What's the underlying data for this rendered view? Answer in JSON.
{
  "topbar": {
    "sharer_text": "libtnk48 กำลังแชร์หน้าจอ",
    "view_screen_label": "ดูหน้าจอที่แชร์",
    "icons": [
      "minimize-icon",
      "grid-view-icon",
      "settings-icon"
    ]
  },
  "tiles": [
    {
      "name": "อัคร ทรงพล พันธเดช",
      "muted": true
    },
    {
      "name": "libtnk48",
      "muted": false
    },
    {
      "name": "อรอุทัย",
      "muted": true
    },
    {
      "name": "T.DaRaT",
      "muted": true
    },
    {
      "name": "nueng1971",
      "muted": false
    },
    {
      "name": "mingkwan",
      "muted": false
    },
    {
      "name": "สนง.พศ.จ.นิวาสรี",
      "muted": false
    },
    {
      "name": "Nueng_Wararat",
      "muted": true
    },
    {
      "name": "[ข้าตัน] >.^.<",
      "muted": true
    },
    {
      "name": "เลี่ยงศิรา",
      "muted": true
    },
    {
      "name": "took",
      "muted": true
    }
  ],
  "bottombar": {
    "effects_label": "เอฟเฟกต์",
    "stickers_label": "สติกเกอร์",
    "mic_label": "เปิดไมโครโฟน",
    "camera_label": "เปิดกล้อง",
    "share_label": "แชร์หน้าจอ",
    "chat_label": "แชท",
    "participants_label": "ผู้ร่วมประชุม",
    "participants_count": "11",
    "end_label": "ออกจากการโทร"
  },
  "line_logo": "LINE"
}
━━━━━━━━━━━━━━━━━━━━
WRITTEN PROBLEM ▸
Write out every record verbatim.

EXERCISE RESULT ▸
What's the underlying data for this rendered view? Answer in JSON.
{
  "topbar": {
    "sharer_text": "libtnk48 กำลังแชร์หน้าจอ",
    "view_screen_label": "ดูหน้าจอที่แชร์",
    "icons": [
      "minimize-icon",
      "grid-view-icon",
      "settings-icon"
    ]
  },
  "tiles": [
    {
      "name": "อัคร ทรงพล พันธเดช",
      "muted": true
    },
    {
      "name": "libtnk48",
      "muted": false
    },
    {
      "name": "อรอุทัย",
      "muted": true
    },
    {
      "name": "T.DaRaT",
      "muted": true
    },
    {
      "name": "nueng1971",
      "muted": false
    },
    {
      "name": "mingkwan",
      "muted": false
    },
    {
      "name": "สนง.พศ.จ.นิวาสรี",
      "muted": false
    },
    {
      "name": "Nueng_Wararat",
      "muted": true
    },
    {
      "name": "[ข้าตัน] >.^.<",
      "muted": true
    },
    {
      "name": "เลี่ยงศิรา",
      "muted": true
    },
    {
      "name": "took",
      "muted": true
    }
  ],
  "bottombar": {
    "effects_label": "เอฟเฟกต์",
    "stickers_label": "สติกเกอร์",
    "mic_label": "เปิดไมโครโฟน",
    "camera_label": "เปิดกล้อง",
    "share_label": "แชร์หน้าจอ",
    "chat_label": "แชท",
    "participants_label": "ผู้ร่วมประชุม",
    "participants_count": "11",
    "end_label": "ออกจากการโทร"
  },
  "line_logo": "LINE"
}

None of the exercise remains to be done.